─── The input ───
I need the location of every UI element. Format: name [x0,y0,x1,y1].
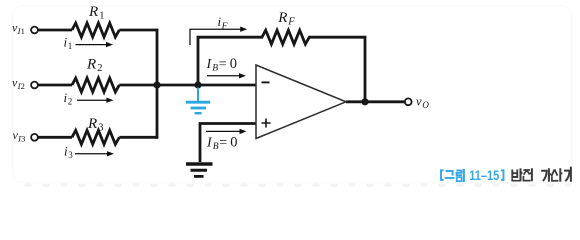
label vI2 [12,76,25,92]
caption figure tag [그림 11-15] [441,169,504,182]
wire R2 to op-amp inverting input [119,84,256,87]
svg-text:0: 0 [230,56,237,72]
resistor R1 [72,23,119,37]
node B : inverting-input junction [194,81,201,88]
wire RF to output node [308,37,365,102]
wire input 2 terminal to R2 [38,84,72,87]
bottom halftone dot row [24,183,572,187]
svg-text:R: R [277,10,287,26]
svg-text:F: F [287,16,295,27]
wire summing bus vertical [156,29,159,139]
current arrow IB=0 lower [206,129,247,134]
label vI1 [12,21,25,37]
hangul 반 [512,170,517,179]
op-amp minus pin label [262,81,270,83]
wire op-amp noninverting input [200,124,256,163]
svg-text:3: 3 [98,122,103,133]
svg-text:11–15: 11–15 [469,168,499,183]
terminal vI3 [31,134,38,141]
resistor R2 [72,78,119,92]
resistor RF [262,30,309,44]
svg-text:2: 2 [68,97,73,107]
hangul 전 [523,170,530,175]
hangul 가 [541,171,547,181]
current arrow i3 [75,151,114,156]
svg-text:2: 2 [21,81,25,91]
ground (virtual, cyan) at node B [186,88,210,114]
wire op-amp output [346,100,404,103]
svg-text:B: B [213,142,219,152]
caption bracket [ [441,170,444,180]
terminal vI2 [31,82,38,89]
svg-text:O: O [422,100,429,110]
wire node B up to feedback line [198,37,263,85]
node A : bus / row-2 junction [153,81,160,88]
op-amp U1 [256,65,346,139]
svg-text:2: 2 [97,63,102,74]
svg-text:B: B [212,63,218,73]
label i2 [64,90,73,107]
wire R3 to bus corner [119,136,158,139]
label vI3 [13,128,26,144]
svg-text:1: 1 [99,11,104,22]
svg-text:3: 3 [68,150,73,160]
wire input 1 terminal to R1 [38,29,72,32]
label IB=0 lower [206,134,238,151]
caption title 반전 가산기 [512,167,571,182]
current arrow i2 [77,98,113,103]
svg-text:=: = [219,57,227,72]
svg-text:3: 3 [21,134,25,144]
hangul 기 [564,171,570,182]
ground (black) at noninverting input [186,164,213,176]
label iF [218,14,228,32]
svg-text:=: = [219,135,227,150]
node output junction [361,98,368,105]
label RF [277,10,295,28]
svg-text:0: 0 [230,134,237,150]
current arrow IB=0 upper [207,73,246,78]
svg-text:v: v [416,95,422,109]
caption bracket ] [501,170,504,180]
svg-text:1: 1 [68,41,73,51]
label R1 [88,4,105,22]
caption hangul 림 [456,170,462,175]
label i3 [64,144,73,161]
label R2 [86,57,103,75]
svg-text:1: 1 [21,26,25,36]
terminal vO [405,98,412,105]
wire R1 to bus corner [119,29,158,32]
resistor R3 [72,130,119,144]
hangul 산 [552,169,558,176]
label vO [416,95,429,110]
caption hangul 그 [445,171,455,178]
label i1 [64,34,73,51]
label R3 [87,116,104,133]
wire input 3 terminal to R3 [38,136,72,139]
terminal vI1 [31,27,38,34]
svg-text:R: R [87,116,97,132]
svg-text:R: R [86,57,96,73]
svg-text:R: R [88,4,98,20]
faint figure box border [13,6,572,183]
current arrow iF (bent) [190,27,247,46]
op-amp plus pin label [262,119,271,128]
label IB=0 upper [206,56,238,73]
current arrow i1 [76,42,114,47]
svg-text:F: F [221,22,228,32]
───
- **Exercise details**
Can you rewrite the entries from the line with "label vI2 [12,76,25,92]" to the line with "resistor R2 [72,78,119,92]", changing "wire" to "trace" and keeping everything else the same?

- **Full solution**
label vI2 [12,76,25,92]
caption figure tag [그림 11-15] [441,169,504,182]
trace R2 to op-amp inverting input [119,84,256,87]
svg-text:0: 0 [230,56,237,72]
resistor R1 [72,23,119,37]
node B : inverting-input junction [194,81,201,88]
trace RF to output node [308,37,365,102]
trace input 2 terminal to R2 [38,84,72,87]
bottom halftone dot row [24,183,572,187]
svg-text:R: R [277,10,287,26]
svg-text:F: F [287,16,295,27]
trace summing bus vertical [156,29,159,139]
current arrow IB=0 lower [206,129,247,134]
label vI1 [12,21,25,37]
hangul 반 [512,170,517,179]
op-amp minus pin label [262,81,270,83]
trace op-amp noninverting input [200,124,256,163]
svg-text:3: 3 [98,122,103,133]
svg-text:11–15: 11–15 [469,168,499,183]
terminal vI3 [31,134,38,141]
resistor R2 [72,78,119,92]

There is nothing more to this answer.